PROBLEM DETAILS | Look through the records that follow. Copy every line containing the word "source".

DATA LISTING |
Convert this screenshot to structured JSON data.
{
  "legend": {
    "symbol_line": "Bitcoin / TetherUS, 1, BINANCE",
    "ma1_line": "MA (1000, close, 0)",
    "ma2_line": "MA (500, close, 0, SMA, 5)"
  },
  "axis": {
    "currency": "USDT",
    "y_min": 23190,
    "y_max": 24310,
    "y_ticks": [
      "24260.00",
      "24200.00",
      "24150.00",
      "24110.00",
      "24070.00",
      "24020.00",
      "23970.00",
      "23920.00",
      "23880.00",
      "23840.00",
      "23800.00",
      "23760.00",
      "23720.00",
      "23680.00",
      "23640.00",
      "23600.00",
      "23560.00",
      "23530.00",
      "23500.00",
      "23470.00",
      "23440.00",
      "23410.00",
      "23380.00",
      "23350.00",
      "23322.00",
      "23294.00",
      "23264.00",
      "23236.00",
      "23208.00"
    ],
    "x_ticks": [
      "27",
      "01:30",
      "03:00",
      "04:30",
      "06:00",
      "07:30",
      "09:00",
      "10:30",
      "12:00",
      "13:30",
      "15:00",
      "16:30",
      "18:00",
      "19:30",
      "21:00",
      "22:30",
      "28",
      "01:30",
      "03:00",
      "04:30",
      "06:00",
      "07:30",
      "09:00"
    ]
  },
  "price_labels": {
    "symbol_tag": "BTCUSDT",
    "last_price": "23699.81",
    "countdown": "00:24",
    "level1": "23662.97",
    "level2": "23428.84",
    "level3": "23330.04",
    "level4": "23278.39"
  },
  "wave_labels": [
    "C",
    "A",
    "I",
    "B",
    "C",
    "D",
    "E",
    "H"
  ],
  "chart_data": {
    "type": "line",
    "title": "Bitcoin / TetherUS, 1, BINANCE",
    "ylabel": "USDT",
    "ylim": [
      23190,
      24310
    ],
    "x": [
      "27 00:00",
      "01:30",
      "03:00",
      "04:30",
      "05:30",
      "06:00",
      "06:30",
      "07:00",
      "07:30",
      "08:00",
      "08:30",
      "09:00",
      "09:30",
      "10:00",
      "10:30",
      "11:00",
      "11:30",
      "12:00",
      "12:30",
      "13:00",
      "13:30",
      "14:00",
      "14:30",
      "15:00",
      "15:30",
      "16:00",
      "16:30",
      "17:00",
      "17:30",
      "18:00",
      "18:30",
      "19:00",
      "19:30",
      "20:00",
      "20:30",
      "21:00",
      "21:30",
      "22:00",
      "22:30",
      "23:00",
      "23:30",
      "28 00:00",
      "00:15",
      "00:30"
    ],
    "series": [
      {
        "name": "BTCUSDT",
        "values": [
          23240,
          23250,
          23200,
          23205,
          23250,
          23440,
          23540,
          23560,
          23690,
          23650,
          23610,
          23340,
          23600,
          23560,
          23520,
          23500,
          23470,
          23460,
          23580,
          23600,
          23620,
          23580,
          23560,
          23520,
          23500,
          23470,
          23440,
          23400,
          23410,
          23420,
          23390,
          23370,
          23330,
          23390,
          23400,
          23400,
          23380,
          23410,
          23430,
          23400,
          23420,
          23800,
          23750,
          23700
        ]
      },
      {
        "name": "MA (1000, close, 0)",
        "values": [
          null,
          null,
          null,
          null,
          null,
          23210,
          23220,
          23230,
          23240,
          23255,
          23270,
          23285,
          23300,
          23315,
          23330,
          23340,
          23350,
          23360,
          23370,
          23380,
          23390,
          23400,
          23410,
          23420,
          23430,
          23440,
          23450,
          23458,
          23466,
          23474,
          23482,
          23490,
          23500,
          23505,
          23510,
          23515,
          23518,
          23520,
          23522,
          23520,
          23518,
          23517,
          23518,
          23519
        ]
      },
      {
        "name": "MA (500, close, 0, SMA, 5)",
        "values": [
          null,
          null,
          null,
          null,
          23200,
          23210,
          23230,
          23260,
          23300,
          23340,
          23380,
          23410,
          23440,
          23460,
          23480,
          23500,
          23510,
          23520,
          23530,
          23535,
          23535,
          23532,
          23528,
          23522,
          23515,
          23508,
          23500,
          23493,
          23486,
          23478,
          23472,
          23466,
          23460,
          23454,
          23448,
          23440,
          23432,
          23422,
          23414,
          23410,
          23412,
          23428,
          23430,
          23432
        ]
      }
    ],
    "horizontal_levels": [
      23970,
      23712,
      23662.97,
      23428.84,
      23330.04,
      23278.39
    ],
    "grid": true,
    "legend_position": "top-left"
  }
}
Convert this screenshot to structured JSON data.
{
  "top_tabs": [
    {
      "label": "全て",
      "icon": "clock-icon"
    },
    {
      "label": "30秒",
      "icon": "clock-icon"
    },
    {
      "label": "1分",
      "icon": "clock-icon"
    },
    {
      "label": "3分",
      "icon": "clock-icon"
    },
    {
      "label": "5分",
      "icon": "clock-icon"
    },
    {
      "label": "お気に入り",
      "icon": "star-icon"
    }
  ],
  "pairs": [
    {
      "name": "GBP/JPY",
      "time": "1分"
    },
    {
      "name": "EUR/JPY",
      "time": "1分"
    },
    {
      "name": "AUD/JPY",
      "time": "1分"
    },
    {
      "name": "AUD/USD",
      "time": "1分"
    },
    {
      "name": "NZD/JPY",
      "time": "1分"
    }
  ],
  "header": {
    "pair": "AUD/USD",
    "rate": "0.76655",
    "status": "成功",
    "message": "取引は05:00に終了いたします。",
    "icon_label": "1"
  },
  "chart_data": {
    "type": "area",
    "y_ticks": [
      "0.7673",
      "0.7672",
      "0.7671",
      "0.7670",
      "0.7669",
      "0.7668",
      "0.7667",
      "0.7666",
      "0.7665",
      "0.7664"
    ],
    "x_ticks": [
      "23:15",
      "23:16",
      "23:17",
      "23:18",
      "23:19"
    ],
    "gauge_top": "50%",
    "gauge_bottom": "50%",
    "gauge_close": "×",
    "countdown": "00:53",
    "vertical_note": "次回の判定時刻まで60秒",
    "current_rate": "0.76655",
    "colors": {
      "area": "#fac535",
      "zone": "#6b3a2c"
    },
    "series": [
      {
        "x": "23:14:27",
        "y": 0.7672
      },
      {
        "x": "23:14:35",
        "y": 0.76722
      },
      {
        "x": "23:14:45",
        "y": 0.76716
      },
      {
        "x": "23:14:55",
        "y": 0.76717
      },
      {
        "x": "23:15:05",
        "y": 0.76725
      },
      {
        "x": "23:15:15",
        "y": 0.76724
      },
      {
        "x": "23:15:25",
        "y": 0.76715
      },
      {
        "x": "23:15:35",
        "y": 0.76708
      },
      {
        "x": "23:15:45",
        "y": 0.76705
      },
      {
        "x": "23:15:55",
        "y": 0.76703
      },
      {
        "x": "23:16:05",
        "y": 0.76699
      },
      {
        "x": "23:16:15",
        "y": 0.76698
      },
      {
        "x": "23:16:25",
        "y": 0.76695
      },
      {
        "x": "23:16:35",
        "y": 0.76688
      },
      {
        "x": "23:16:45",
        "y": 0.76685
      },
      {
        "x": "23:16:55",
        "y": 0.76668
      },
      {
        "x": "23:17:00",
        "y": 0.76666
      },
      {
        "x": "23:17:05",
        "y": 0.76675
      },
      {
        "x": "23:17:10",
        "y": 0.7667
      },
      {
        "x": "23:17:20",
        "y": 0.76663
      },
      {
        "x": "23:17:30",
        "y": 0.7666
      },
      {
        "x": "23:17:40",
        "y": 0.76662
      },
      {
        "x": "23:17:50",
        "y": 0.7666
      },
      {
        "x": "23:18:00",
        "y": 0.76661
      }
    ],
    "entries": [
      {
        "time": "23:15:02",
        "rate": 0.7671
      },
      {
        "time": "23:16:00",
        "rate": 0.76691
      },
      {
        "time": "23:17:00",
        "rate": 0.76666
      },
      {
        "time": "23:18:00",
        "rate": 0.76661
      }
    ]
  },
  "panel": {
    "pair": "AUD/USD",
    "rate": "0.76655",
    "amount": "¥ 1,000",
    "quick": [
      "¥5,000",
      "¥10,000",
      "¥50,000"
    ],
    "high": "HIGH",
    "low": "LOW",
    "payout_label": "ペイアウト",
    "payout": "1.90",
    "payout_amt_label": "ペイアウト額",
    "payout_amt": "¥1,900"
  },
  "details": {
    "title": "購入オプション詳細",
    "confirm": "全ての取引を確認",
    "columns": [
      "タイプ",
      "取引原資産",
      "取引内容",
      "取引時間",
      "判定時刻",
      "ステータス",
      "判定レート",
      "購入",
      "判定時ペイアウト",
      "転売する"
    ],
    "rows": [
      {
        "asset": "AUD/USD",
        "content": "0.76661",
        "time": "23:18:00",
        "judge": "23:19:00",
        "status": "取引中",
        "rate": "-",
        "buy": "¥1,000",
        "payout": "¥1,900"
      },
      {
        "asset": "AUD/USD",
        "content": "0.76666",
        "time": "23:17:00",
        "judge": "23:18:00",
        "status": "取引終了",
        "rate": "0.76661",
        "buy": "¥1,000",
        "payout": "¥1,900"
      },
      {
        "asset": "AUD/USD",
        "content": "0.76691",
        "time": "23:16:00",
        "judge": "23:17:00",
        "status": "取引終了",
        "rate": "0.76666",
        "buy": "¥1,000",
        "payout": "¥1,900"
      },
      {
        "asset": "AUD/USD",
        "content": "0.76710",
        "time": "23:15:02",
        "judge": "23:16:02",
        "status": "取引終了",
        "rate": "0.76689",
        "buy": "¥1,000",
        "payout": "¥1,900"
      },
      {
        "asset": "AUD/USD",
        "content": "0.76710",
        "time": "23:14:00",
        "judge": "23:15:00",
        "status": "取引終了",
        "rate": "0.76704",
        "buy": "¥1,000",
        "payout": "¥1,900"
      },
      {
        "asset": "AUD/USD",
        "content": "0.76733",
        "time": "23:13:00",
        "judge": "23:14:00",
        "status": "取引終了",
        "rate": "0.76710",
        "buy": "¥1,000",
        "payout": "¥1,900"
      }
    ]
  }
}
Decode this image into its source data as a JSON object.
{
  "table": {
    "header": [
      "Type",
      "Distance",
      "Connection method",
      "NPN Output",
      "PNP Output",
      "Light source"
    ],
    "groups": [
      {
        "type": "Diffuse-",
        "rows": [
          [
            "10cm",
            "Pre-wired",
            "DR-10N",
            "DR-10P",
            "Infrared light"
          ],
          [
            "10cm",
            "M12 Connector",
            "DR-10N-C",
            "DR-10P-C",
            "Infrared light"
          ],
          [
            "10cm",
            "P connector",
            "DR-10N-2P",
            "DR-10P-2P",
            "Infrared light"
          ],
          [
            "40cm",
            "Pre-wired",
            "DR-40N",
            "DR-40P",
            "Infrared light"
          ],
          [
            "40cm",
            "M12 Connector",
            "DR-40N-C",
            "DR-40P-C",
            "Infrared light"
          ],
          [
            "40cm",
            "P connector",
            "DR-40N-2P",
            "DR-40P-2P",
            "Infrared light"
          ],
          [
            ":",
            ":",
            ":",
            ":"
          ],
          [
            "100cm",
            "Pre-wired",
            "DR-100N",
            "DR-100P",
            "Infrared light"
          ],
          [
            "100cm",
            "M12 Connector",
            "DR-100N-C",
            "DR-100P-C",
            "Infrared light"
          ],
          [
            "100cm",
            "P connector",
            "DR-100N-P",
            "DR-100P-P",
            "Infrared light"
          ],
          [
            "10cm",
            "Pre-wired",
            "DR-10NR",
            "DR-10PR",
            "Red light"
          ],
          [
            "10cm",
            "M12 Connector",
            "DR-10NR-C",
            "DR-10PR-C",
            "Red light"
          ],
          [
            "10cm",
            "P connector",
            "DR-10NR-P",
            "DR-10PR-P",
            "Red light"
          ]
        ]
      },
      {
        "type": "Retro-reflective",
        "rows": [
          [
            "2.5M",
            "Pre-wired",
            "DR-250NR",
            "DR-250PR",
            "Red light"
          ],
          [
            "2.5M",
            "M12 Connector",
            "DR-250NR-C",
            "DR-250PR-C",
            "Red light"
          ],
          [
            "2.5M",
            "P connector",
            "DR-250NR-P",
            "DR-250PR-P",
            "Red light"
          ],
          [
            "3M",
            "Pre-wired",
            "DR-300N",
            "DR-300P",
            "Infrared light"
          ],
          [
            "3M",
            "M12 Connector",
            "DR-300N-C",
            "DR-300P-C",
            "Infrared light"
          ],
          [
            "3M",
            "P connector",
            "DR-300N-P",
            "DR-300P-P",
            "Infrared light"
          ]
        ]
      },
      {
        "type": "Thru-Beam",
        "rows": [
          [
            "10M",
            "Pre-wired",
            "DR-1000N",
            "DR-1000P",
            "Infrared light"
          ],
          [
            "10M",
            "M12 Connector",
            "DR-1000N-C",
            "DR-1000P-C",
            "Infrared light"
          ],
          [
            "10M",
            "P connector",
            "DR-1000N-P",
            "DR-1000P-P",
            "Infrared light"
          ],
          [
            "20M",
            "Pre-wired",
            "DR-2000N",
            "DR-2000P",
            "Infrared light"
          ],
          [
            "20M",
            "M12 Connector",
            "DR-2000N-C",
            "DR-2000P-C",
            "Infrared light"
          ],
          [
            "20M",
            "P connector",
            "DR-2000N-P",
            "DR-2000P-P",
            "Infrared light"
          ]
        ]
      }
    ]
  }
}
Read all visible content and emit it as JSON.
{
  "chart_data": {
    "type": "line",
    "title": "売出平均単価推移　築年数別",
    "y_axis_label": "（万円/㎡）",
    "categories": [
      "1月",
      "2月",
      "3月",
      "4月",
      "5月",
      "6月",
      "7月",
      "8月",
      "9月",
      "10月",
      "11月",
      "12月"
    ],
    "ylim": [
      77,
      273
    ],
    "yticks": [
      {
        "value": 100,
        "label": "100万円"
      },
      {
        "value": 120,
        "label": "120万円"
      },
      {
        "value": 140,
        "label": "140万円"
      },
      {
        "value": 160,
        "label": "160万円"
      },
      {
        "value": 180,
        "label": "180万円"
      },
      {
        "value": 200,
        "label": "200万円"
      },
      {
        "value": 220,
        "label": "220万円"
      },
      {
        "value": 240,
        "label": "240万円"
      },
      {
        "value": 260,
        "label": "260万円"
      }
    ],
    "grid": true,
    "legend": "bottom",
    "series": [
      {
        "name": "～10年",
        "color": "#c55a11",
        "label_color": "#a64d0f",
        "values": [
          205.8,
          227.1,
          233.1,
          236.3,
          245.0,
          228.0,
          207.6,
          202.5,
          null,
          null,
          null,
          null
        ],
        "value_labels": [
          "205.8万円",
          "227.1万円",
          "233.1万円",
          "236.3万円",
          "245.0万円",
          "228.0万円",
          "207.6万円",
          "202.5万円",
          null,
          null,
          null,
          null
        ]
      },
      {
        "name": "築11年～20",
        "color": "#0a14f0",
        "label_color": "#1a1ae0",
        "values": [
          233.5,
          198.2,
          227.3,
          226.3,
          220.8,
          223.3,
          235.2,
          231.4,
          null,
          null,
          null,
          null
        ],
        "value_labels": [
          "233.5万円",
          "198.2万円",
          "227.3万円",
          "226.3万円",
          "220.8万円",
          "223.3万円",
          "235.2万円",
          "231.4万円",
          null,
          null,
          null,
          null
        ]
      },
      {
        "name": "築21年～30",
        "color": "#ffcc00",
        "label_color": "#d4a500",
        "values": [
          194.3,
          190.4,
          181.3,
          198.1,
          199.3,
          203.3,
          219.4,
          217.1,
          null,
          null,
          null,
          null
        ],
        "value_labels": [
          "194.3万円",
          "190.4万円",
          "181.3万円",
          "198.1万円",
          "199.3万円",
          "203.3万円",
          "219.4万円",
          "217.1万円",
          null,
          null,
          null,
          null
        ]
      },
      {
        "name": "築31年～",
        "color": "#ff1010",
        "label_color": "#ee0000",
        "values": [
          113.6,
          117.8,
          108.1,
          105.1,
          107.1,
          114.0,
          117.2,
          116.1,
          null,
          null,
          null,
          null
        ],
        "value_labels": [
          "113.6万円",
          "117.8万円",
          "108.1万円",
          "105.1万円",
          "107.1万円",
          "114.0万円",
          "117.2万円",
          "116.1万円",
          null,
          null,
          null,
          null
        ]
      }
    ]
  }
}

SOLUTION TO THIS PROBLEM |
Decode this image into its source data as a JSON object.
      "Light source"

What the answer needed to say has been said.